* [Provided information]:
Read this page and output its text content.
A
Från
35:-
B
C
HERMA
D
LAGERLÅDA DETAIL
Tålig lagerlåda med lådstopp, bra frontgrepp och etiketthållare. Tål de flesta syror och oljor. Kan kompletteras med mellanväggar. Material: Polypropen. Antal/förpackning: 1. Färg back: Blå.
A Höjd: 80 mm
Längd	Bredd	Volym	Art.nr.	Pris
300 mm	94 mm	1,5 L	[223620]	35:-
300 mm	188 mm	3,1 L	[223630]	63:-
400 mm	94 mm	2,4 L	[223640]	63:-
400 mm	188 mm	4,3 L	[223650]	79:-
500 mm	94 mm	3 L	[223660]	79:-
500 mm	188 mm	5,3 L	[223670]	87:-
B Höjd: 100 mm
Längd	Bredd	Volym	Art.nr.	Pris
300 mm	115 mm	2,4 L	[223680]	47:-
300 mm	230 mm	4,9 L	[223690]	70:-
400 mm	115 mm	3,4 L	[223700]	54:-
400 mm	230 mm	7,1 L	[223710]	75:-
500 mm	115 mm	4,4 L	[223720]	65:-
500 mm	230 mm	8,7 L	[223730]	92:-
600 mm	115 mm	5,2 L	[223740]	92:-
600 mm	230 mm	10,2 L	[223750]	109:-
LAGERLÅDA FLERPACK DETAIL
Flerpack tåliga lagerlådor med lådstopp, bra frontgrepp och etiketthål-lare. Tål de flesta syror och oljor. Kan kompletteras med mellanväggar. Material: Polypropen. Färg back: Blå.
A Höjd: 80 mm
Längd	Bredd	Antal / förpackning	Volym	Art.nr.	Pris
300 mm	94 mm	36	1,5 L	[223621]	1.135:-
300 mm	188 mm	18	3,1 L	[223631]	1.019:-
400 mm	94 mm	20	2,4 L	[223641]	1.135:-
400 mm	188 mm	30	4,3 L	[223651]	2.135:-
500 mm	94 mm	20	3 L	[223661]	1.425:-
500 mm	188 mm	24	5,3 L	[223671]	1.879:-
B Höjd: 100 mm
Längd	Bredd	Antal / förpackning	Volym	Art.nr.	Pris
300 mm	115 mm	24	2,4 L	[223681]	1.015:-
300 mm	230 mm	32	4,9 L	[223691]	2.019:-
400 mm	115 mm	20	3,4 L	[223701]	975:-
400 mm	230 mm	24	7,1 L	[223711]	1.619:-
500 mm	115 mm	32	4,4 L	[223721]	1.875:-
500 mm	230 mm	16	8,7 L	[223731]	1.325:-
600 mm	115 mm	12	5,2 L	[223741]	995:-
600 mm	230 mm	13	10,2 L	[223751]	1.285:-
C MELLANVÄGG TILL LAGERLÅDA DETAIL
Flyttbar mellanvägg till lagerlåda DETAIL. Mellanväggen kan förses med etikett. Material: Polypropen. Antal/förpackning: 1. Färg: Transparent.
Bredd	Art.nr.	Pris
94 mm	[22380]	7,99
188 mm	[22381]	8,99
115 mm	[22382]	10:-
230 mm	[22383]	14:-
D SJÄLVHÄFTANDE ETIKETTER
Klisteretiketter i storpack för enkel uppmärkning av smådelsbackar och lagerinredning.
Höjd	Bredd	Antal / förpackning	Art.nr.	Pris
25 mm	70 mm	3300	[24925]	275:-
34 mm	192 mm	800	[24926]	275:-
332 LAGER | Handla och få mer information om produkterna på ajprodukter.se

* [Requirement]: Report only how many lines of the listing hold the word "flesta".

* [Full output]: 2